(Study text)
Novel Regimen Has Meaningful Benefit in Advanced Cervical Cancer

The complementary action of two novel agents has opened the door for patients with recurrent or metastatic cervical cancer to achieve a real clinical benefit after progression on platinum-based therapy.

Patients who received two investigational checkpoint inhibitors — anti-PD-1 agent balstilimab and anti-CTLA-4 drug zalifrelimab — as second-line therapy had an overall response rate of 25.6% and a median overall survival of almost 13 months, according to an open-label, single-arm, phase 2 study.

“The options after somebody has progressed on a platinum-based doublet are limited with overall short survival times,” David O’Malley, MD, professor of gynecologic oncology, the Ohio State University and James Comprehensive Cancer Center, Columbus, told Medscape Medical News. This combination therapy represents “a much-needed option for patients in this setting,” O’Malley said in a statement.

Steven O’Day, MD, chief medical officer of Agenus, which developed both agents, also highlighted the promise of this dual therapy. “The combination data with balstilimab (AGEN2034) and zalifrelimab (AGEB1884) in recurrent/metastatic cervical cancer represents a meaningful improvement over currently available therapies while demonstrating a well-tolerated safety profile,” O’Day said in the statement.

The study, funded by Agenus, was published online December 22 in the Journal of Clinical Oncology.

The trial included 125 patients with recurrent or metastatic squamous cell carcinoma, adenocarcinoma, or adenosquamous carcinoma of the cervix who had received one prior line of platinum-based therapy in the advanced disease setting. Patients received three doses of biweekly balstilimab at 3 mg/kg plus 1 mg/kg of zalifrelimab once every 6 weeks over the 6-week cycle. Treatment was continued until disease progression or unacceptable toxicity.

The median age at enrollment was 50 years. More than half of patients had PD-L1-positive tumors, while about 1 in 4 had PD-L1-negative tumors, and the remaining cases could not be evaluated.

For the primary endpoint, the combination of the PD-1 inhibitor and anti-CTLA-4 antibody produced an overall response rate of 25.6%, including 10 complete responses and 22 partial responses. The response rate is considerably higher than that achieved with current second-line therapies, which ranges from 4% to 14%.

Among patients with PD-L1-positive tumors, the overall response rate was even higher at 33%, while the rate with PD-L1-negative tumors was 9%.

Although the biggest impact of this regimen will likely be in PD-L1-positive patients, O’Malley noted, a 9% overall response rate in those with PD-L1-negative tumors still represents an improvement over the 0% response rate observed in patients receiving pembrolizumab — which is currently approved for PD-L1-positive cervical cancer, but not PD-L1 negative tumors.
(End Study text)
(Records provided)
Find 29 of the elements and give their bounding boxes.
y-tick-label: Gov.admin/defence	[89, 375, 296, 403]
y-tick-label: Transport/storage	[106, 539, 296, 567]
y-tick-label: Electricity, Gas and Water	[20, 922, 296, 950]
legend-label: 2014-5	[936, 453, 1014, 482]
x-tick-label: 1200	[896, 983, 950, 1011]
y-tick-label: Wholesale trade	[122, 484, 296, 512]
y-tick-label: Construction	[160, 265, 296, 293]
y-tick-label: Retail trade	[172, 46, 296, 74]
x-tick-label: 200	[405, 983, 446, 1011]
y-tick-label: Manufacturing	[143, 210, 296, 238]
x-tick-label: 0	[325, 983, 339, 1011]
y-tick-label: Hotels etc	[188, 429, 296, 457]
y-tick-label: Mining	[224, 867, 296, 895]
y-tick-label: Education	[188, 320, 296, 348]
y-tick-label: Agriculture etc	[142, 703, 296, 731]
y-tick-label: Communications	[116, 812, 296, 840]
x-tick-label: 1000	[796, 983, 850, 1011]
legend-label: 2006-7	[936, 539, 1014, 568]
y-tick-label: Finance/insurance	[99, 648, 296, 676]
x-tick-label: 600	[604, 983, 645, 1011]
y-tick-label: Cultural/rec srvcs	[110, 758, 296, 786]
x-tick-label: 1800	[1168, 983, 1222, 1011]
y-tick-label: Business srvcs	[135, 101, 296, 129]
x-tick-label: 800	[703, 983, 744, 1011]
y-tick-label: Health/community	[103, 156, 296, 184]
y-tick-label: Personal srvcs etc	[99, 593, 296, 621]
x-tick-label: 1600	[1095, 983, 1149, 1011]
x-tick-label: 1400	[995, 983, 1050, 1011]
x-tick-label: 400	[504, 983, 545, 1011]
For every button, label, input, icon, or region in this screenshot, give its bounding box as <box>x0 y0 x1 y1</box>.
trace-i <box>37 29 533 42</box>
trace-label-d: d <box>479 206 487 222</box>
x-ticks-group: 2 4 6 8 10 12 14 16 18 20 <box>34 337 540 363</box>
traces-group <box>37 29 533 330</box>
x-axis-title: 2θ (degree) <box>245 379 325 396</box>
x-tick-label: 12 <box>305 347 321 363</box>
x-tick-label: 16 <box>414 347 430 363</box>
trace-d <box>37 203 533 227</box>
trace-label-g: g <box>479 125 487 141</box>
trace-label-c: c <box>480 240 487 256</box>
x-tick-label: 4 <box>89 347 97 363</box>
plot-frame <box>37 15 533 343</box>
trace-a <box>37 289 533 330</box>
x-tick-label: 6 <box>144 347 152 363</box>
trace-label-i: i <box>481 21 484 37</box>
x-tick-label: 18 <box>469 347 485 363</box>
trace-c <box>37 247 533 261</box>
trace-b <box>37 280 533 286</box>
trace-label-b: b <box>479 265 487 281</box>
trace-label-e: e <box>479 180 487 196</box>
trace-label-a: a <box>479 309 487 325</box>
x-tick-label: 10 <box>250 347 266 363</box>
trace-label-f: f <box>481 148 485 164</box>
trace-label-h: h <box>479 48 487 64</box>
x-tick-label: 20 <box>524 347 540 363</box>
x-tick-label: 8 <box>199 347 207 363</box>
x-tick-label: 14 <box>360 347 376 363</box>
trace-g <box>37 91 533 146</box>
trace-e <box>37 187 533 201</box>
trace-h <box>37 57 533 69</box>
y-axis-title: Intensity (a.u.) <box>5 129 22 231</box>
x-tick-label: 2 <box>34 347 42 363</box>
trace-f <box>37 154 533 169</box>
(End Records provided)
Your task: According to the cervical cancer article, what overall response rate did patients with PD-L1-positive tumors have? Nothing in the listing is needed here.

Answer box: 33%